### PROVIDED ENTRIES
* Begin *

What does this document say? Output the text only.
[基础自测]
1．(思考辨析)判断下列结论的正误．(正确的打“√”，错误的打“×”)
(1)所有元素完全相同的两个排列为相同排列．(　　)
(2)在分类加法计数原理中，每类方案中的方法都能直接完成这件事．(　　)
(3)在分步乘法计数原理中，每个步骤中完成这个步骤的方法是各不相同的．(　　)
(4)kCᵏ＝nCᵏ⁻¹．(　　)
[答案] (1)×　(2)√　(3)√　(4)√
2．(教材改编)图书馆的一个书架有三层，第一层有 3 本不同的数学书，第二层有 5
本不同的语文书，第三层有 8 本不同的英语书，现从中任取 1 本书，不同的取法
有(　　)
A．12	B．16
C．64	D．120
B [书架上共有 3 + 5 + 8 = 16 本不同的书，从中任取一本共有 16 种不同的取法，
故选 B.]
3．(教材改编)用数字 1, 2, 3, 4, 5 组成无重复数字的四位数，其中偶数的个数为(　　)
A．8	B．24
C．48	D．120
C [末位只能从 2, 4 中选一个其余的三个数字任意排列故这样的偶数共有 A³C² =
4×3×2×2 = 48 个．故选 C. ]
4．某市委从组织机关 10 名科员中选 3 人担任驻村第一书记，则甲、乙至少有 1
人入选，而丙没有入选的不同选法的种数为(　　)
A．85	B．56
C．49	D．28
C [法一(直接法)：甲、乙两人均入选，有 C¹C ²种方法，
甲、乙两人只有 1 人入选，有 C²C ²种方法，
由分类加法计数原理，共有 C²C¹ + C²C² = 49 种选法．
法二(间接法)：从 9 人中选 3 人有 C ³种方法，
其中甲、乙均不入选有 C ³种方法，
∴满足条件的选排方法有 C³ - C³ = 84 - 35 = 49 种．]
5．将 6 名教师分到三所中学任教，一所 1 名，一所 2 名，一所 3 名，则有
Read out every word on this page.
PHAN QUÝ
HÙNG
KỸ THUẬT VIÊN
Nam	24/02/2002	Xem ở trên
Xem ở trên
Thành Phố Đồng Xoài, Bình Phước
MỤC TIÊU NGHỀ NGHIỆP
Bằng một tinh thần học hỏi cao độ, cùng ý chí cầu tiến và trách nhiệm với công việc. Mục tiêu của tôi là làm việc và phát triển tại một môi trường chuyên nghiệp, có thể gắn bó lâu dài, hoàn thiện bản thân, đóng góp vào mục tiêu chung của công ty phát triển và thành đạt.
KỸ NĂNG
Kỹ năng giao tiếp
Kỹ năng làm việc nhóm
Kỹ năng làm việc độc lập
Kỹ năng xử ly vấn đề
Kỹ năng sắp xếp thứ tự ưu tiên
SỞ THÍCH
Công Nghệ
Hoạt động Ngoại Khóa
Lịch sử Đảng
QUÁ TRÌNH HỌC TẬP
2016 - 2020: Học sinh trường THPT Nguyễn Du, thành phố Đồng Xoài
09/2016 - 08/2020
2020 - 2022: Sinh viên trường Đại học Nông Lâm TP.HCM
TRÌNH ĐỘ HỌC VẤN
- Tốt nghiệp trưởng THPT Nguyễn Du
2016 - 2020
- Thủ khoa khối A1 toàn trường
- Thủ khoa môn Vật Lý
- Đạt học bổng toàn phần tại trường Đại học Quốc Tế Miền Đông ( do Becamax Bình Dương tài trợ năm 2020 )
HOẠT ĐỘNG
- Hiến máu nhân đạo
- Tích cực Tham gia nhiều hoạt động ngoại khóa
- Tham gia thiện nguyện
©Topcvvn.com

* End *

### PROBLEM TO WORK ON
Copy out each line of the records that holds the string "this".

### WRITTEN RESPONSE
What does this document say? Output the text only.
Read out every word on this page.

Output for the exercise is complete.